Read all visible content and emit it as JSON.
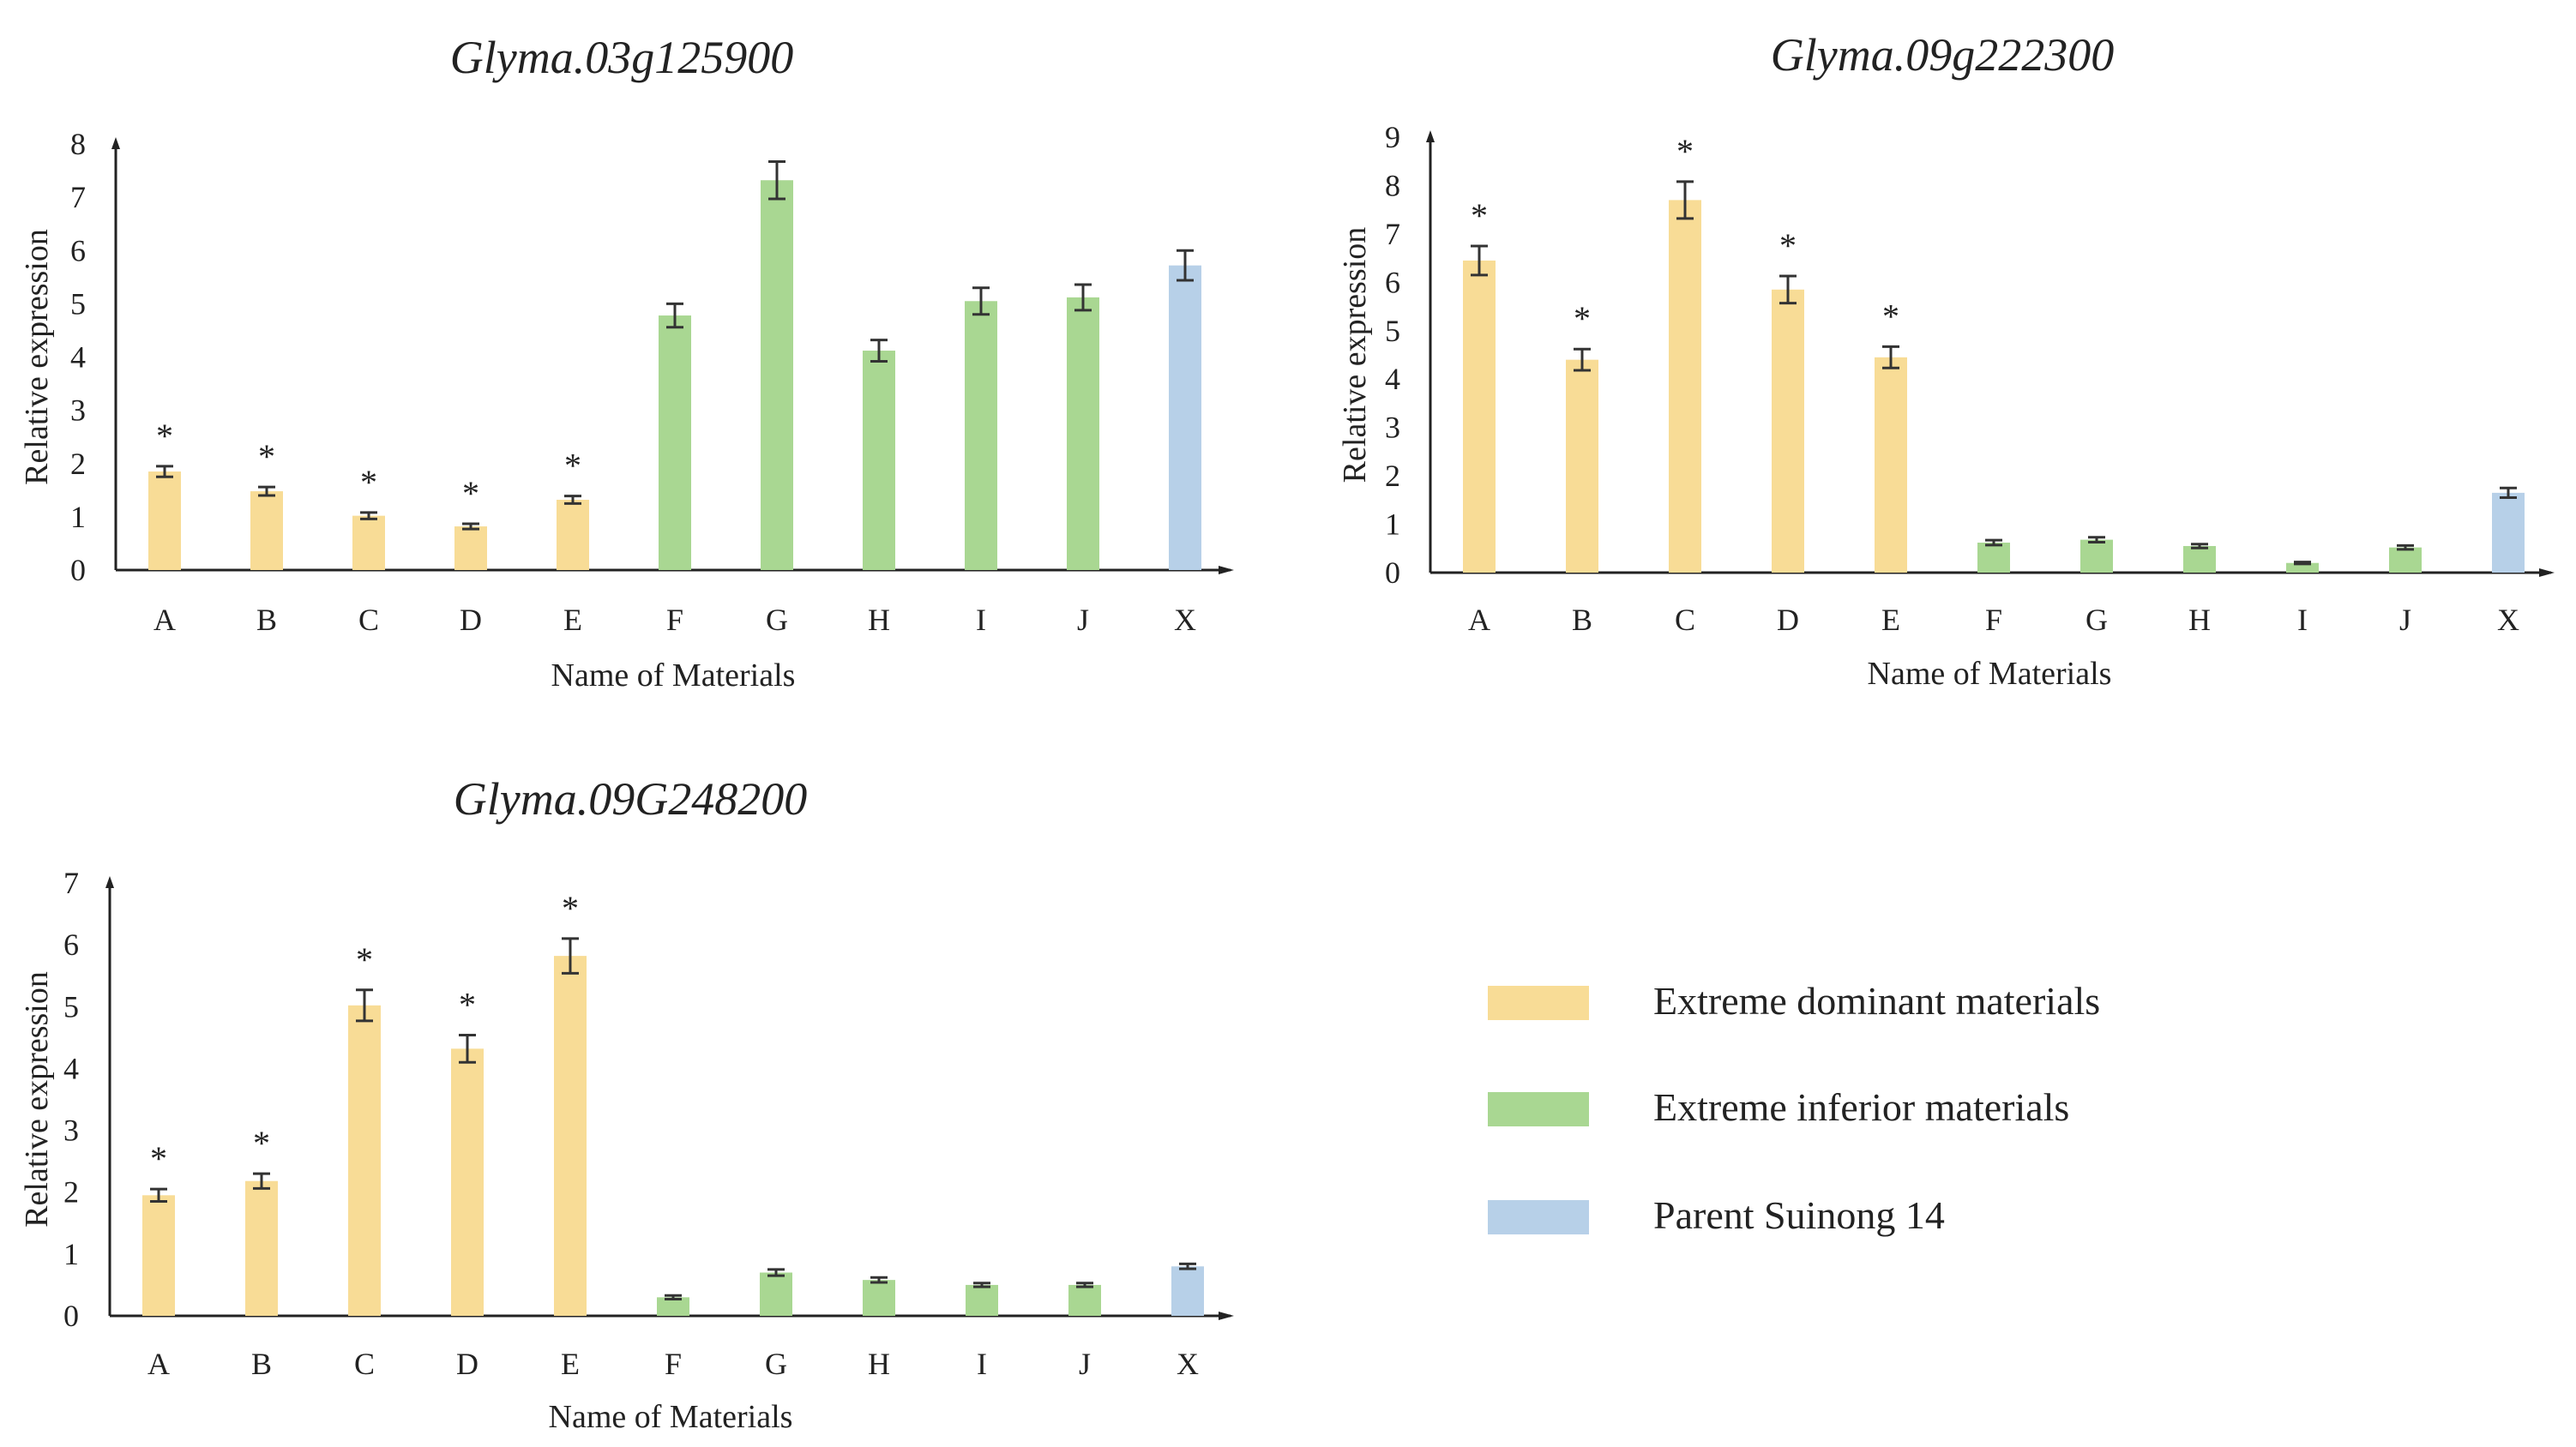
{
  "colors": {
    "dominant": "#f8dc96",
    "inferior": "#a9d792",
    "parent": "#b7d0e8",
    "axis": "#222222",
    "error_bar": "#333333"
  },
  "legend": [
    {
      "label": "Extreme dominant materials",
      "color": "#f8dc96"
    },
    {
      "label": "Extreme inferior materials",
      "color": "#a9d792"
    },
    {
      "label": "Parent Suinong 14",
      "color": "#b7d0e8"
    }
  ],
  "chart_data": [
    {
      "type": "bar",
      "title": "Glyma.03g125900",
      "xlabel": "Name of Materials",
      "ylabel": "Relative expression",
      "ylim": [
        0,
        8
      ],
      "yticks": [
        0,
        1,
        2,
        3,
        4,
        5,
        6,
        7,
        8
      ],
      "categories": [
        "A",
        "B",
        "C",
        "D",
        "E",
        "F",
        "G",
        "H",
        "I",
        "J",
        "X"
      ],
      "values": [
        1.85,
        1.48,
        1.02,
        0.82,
        1.32,
        4.78,
        7.32,
        4.12,
        5.05,
        5.12,
        5.72
      ],
      "errors": [
        0.1,
        0.08,
        0.06,
        0.05,
        0.07,
        0.22,
        0.35,
        0.2,
        0.25,
        0.24,
        0.28
      ],
      "groups": [
        "dominant",
        "dominant",
        "dominant",
        "dominant",
        "dominant",
        "inferior",
        "inferior",
        "inferior",
        "inferior",
        "inferior",
        "parent"
      ],
      "significance": [
        "*",
        "*",
        "*",
        "*",
        "*",
        "",
        "",
        "",
        "",
        "",
        ""
      ]
    },
    {
      "type": "bar",
      "title": "Glyma.09g222300",
      "xlabel": "Name of Materials",
      "ylabel": "Relative expression",
      "ylim": [
        0,
        9
      ],
      "yticks": [
        0,
        1,
        2,
        3,
        4,
        5,
        6,
        7,
        8,
        9
      ],
      "categories": [
        "A",
        "B",
        "C",
        "D",
        "E",
        "F",
        "G",
        "H",
        "I",
        "J",
        "X"
      ],
      "values": [
        6.45,
        4.4,
        7.7,
        5.85,
        4.45,
        0.62,
        0.68,
        0.55,
        0.2,
        0.52,
        1.65
      ],
      "errors": [
        0.3,
        0.22,
        0.38,
        0.28,
        0.22,
        0.05,
        0.05,
        0.04,
        0.02,
        0.04,
        0.1
      ],
      "groups": [
        "dominant",
        "dominant",
        "dominant",
        "dominant",
        "dominant",
        "inferior",
        "inferior",
        "inferior",
        "inferior",
        "inferior",
        "parent"
      ],
      "significance": [
        "*",
        "*",
        "*",
        "*",
        "*",
        "",
        "",
        "",
        "",
        "",
        ""
      ]
    },
    {
      "type": "bar",
      "title": "Glyma.09G248200",
      "xlabel": "Name of Materials",
      "ylabel": "Relative expression",
      "ylim": [
        0,
        7
      ],
      "yticks": [
        0,
        1,
        2,
        3,
        4,
        5,
        6,
        7
      ],
      "categories": [
        "A",
        "B",
        "C",
        "D",
        "E",
        "F",
        "G",
        "H",
        "I",
        "J",
        "X"
      ],
      "values": [
        1.95,
        2.18,
        5.02,
        4.32,
        5.82,
        0.3,
        0.7,
        0.58,
        0.5,
        0.5,
        0.8
      ],
      "errors": [
        0.1,
        0.12,
        0.25,
        0.22,
        0.28,
        0.03,
        0.05,
        0.04,
        0.03,
        0.03,
        0.04
      ],
      "groups": [
        "dominant",
        "dominant",
        "dominant",
        "dominant",
        "dominant",
        "inferior",
        "inferior",
        "inferior",
        "inferior",
        "inferior",
        "parent"
      ],
      "significance": [
        "*",
        "*",
        "*",
        "*",
        "*",
        "",
        "",
        "",
        "",
        "",
        ""
      ]
    }
  ]
}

- - - - -

Return every line of the records exactly as given, pictures excluded.

| Final result |
Read all visible content and emit it as JSON.
{
  "colors": {
    "dominant": "#f8dc96",
    "inferior": "#a9d792",
    "parent": "#b7d0e8",
    "axis": "#222222",
    "error_bar": "#333333"
  },
  "legend": [
    {
      "label": "Extreme dominant materials",
      "color": "#f8dc96"
    },
    {
      "label": "Extreme inferior materials",
      "color": "#a9d792"
    },
    {
      "label": "Parent Suinong 14",
      "color": "#b7d0e8"
    }
  ],
  "chart_data": [
    {
      "type": "bar",
      "title": "Glyma.03g125900",
      "xlabel": "Name of Materials",
      "ylabel": "Relative expression",
      "ylim": [
        0,
        8
      ],
      "yticks": [
        0,
        1,
        2,
        3,
        4,
        5,
        6,
        7,
        8
      ],
      "categories": [
        "A",
        "B",
        "C",
        "D",
        "E",
        "F",
        "G",
        "H",
        "I",
        "J",
        "X"
      ],
      "values": [
        1.85,
        1.48,
        1.02,
        0.82,
        1.32,
        4.78,
        7.32,
        4.12,
        5.05,
        5.12,
        5.72
      ],
      "errors": [
        0.1,
        0.08,
        0.06,
        0.05,
        0.07,
        0.22,
        0.35,
        0.2,
        0.25,
        0.24,
        0.28
      ],
      "groups": [
        "dominant",
        "dominant",
        "dominant",
        "dominant",
        "dominant",
        "inferior",
        "inferior",
        "inferior",
        "inferior",
        "inferior",
        "parent"
      ],
      "significance": [
        "*",
        "*",
        "*",
        "*",
        "*",
        "",
        "",
        "",
        "",
        "",
        ""
      ]
    },
    {
      "type": "bar",
      "title": "Glyma.09g222300",
      "xlabel": "Name of Materials",
      "ylabel": "Relative expression",
      "ylim": [
        0,
        9
      ],
      "yticks": [
        0,
        1,
        2,
        3,
        4,
        5,
        6,
        7,
        8,
        9
      ],
      "categories": [
        "A",
        "B",
        "C",
        "D",
        "E",
        "F",
        "G",
        "H",
        "I",
        "J",
        "X"
      ],
      "values": [
        6.45,
        4.4,
        7.7,
        5.85,
        4.45,
        0.62,
        0.68,
        0.55,
        0.2,
        0.52,
        1.65
      ],
      "errors": [
        0.3,
        0.22,
        0.38,
        0.28,
        0.22,
        0.05,
        0.05,
        0.04,
        0.02,
        0.04,
        0.1
      ],
      "groups": [
        "dominant",
        "dominant",
        "dominant",
        "dominant",
        "dominant",
        "inferior",
        "inferior",
        "inferior",
        "inferior",
        "inferior",
        "parent"
      ],
      "significance": [
        "*",
        "*",
        "*",
        "*",
        "*",
        "",
        "",
        "",
        "",
        "",
        ""
      ]
    },
    {
      "type": "bar",
      "title": "Glyma.09G248200",
      "xlabel": "Name of Materials",
      "ylabel": "Relative expression",
      "ylim": [
        0,
        7
      ],
      "yticks": [
        0,
        1,
        2,
        3,
        4,
        5,
        6,
        7
      ],
      "categories": [
        "A",
        "B",
        "C",
        "D",
        "E",
        "F",
        "G",
        "H",
        "I",
        "J",
        "X"
      ],
      "values": [
        1.95,
        2.18,
        5.02,
        4.32,
        5.82,
        0.3,
        0.7,
        0.58,
        0.5,
        0.5,
        0.8
      ],
      "errors": [
        0.1,
        0.12,
        0.25,
        0.22,
        0.28,
        0.03,
        0.05,
        0.04,
        0.03,
        0.03,
        0.04
      ],
      "groups": [
        "dominant",
        "dominant",
        "dominant",
        "dominant",
        "dominant",
        "inferior",
        "inferior",
        "inferior",
        "inferior",
        "inferior",
        "parent"
      ],
      "significance": [
        "*",
        "*",
        "*",
        "*",
        "*",
        "",
        "",
        "",
        "",
        "",
        ""
      ]
    }
  ]
}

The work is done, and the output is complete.